Transcribe every entry word for word. Skip the pictures.

[Begin]

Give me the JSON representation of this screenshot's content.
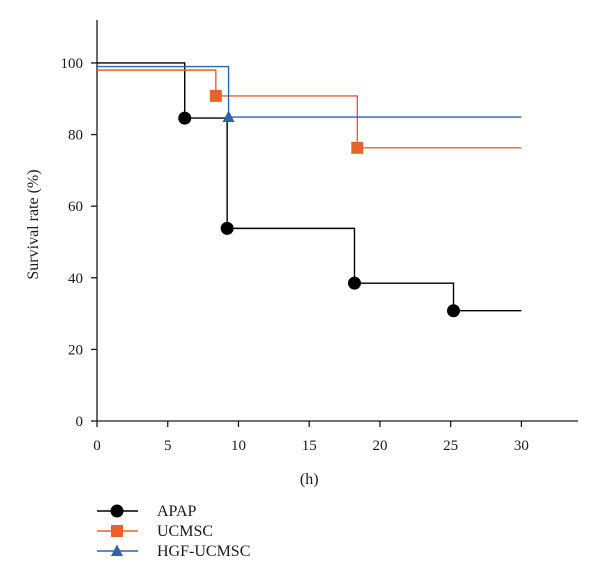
{
  "chart_data": {
    "type": "line",
    "step": true,
    "xlabel": "(h)",
    "ylabel": "Survival rate (%)",
    "xlim": [
      0,
      34
    ],
    "ylim": [
      0,
      112
    ],
    "xticks": [
      0,
      5,
      10,
      15,
      20,
      25,
      30
    ],
    "yticks": [
      0,
      20,
      40,
      60,
      80,
      100
    ],
    "legend_position": "bottom-left",
    "grid": false,
    "series": [
      {
        "name": "APAP",
        "color": "#000000",
        "marker": "circle",
        "x": [
          0,
          6.2,
          9.2,
          18.2,
          25.2,
          30
        ],
        "y": [
          100,
          84.6,
          53.8,
          38.5,
          30.8,
          30.8
        ],
        "marker_x": [
          6.2,
          9.2,
          18.2,
          25.2
        ],
        "marker_y": [
          84.6,
          53.8,
          38.5,
          30.8
        ]
      },
      {
        "name": "UCMSC",
        "color": "#e8632b",
        "marker": "square",
        "x": [
          0,
          8.4,
          18.4,
          30
        ],
        "y": [
          98,
          90.8,
          76.3,
          76.3
        ],
        "marker_x": [
          8.4,
          18.4
        ],
        "marker_y": [
          90.8,
          76.3
        ]
      },
      {
        "name": "HGF-UCMSC",
        "color": "#2e63a6",
        "marker": "triangle",
        "x": [
          0,
          9.3,
          30
        ],
        "y": [
          99,
          84.9,
          84.9
        ],
        "marker_x": [
          9.3
        ],
        "marker_y": [
          84.9
        ]
      }
    ]
  }
}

[End]

• _Reply_
Give me the JSON representation of this screenshot's content.
{
  "chart_data": {
    "type": "line",
    "step": true,
    "xlabel": "(h)",
    "ylabel": "Survival rate (%)",
    "xlim": [
      0,
      34
    ],
    "ylim": [
      0,
      112
    ],
    "xticks": [
      0,
      5,
      10,
      15,
      20,
      25,
      30
    ],
    "yticks": [
      0,
      20,
      40,
      60,
      80,
      100
    ],
    "legend_position": "bottom-left",
    "grid": false,
    "series": [
      {
        "name": "APAP",
        "color": "#000000",
        "marker": "circle",
        "x": [
          0,
          6.2,
          9.2,
          18.2,
          25.2,
          30
        ],
        "y": [
          100,
          84.6,
          53.8,
          38.5,
          30.8,
          30.8
        ],
        "marker_x": [
          6.2,
          9.2,
          18.2,
          25.2
        ],
        "marker_y": [
          84.6,
          53.8,
          38.5,
          30.8
        ]
      },
      {
        "name": "UCMSC",
        "color": "#e8632b",
        "marker": "square",
        "x": [
          0,
          8.4,
          18.4,
          30
        ],
        "y": [
          98,
          90.8,
          76.3,
          76.3
        ],
        "marker_x": [
          8.4,
          18.4
        ],
        "marker_y": [
          90.8,
          76.3
        ]
      },
      {
        "name": "HGF-UCMSC",
        "color": "#2e63a6",
        "marker": "triangle",
        "x": [
          0,
          9.3,
          30
        ],
        "y": [
          99,
          84.9,
          84.9
        ],
        "marker_x": [
          9.3
        ],
        "marker_y": [
          84.9
        ]
      }
    ]
  }
}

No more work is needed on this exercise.